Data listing
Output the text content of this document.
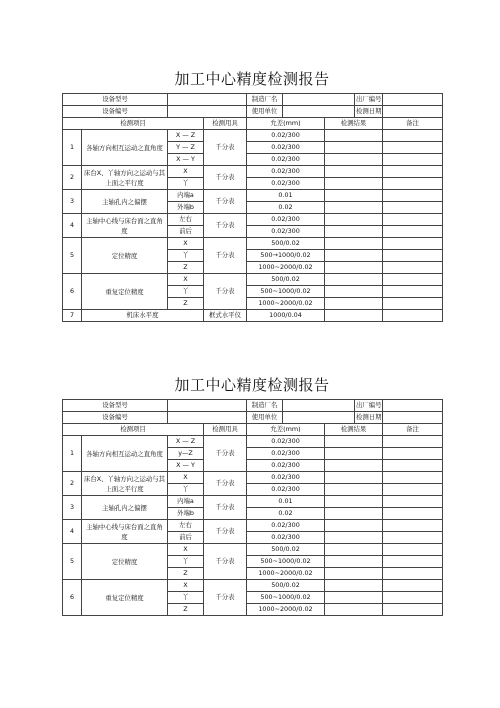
加工中心精度检测报告
设备型号				制造厂名			出厂编号	
设备编号				使用单位			检测日期	
检测项目			检测用具	允差(mm)		检测结果		备注
1	各轴方向相互运动之直角度	X — Z	千分表	0.02/300				
		Y — Z		0.02/300				
		X — Y		0.02/300				
2	床台X、丫轴方向之运动与其上面之平行度	X	千分表	0.02/300				
		丫		0.02/300				
3	主轴孔内之偏摆	内端a	千分表	0.01				
		外端b		0.02				
4	主轴中心线与床台面之直角度	左右	千分表	0.02/300				
		前后		0.02/300				
5	定位精度	X	千分表	500/0.02				
		丫		500→1000/0.02				
		Z		1000~2000/0.02				
6	重复定位精度	X	千分表	500/0.02				
		丫		500~1000/0.02				
		Z		1000~2000/0.02				
7	机床水平度		框式水平仪	1000/0.04				
加工中心精度检测报告
设备型号				制造厂名			出厂编号	
设备编号				使用单位			检测日期	
检测项目			检测用具	允差(mm)		检测结果		备注
1	各轴方向相互运动之直角度	X — Z	千分表	0.02/300				
		y—Z		0.02/300				
		X — Y		0.02/300				
2	床台X、丫轴方向之运动与其上面之平行度	X	千分表	0.02/300				
		丫		0.02/300				
3	主轴孔内之偏摆	内端a	千分表	0.01				
		外端b		0.02				
4	主轴中心线与床台面之直角度	左右	千分表	0.02/300				
		前后		0.02/300				
5	定位精度	X	千分表	500/0.02				
		丫		500~1000/0.02				
		Z		1000~2000/0.02				
6	重复定位精度	X	千分表	500/0.02				
		丫		500~1000/0.02				
		Z		1000~2000/0.02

→ TASK PROMPT
Every record above should be written out again exactly; the pictures stay out of the copy.

→ COMPLETE ANSWER
Output the text content of this document.
加工中心精度检测报告
设备型号				制造厂名			出厂编号	
设备编号				使用单位			检测日期	
检测项目			检测用具	允差(mm)		检测结果		备注
1	各轴方向相互运动之直角度	X — Z	千分表	0.02/300				
		Y — Z		0.02/300				
		X — Y		0.02/300				
2	床台X、丫轴方向之运动与其上面之平行度	X	千分表	0.02/300				
		丫		0.02/300				
3	主轴孔内之偏摆	内端a	千分表	0.01				
		外端b		0.02				
4	主轴中心线与床台面之直角度	左右	千分表	0.02/300				
		前后		0.02/300				
5	定位精度	X	千分表	500/0.02				
		丫		500→1000/0.02				
		Z		1000~2000/0.02				
6	重复定位精度	X	千分表	500/0.02				
		丫		500~1000/0.02				
		Z		1000~2000/0.02				
7	机床水平度		框式水平仪	1000/0.04				
加工中心精度检测报告
设备型号				制造厂名			出厂编号	
设备编号				使用单位			检测日期	
检测项目			检测用具	允差(mm)		检测结果		备注
1	各轴方向相互运动之直角度	X — Z	千分表	0.02/300				
		y—Z		0.02/300				
		X — Y		0.02/300				
2	床台X、丫轴方向之运动与其上面之平行度	X	千分表	0.02/300				
		丫		0.02/300				
3	主轴孔内之偏摆	内端a	千分表	0.01				
		外端b		0.02				
4	主轴中心线与床台面之直角度	左右	千分表	0.02/300				
		前后		0.02/300				
5	定位精度	X	千分表	500/0.02				
		丫		500~1000/0.02				
		Z		1000~2000/0.02				
6	重复定位精度	X	千分表	500/0.02				
		丫		500~1000/0.02				
		Z		1000~2000/0.02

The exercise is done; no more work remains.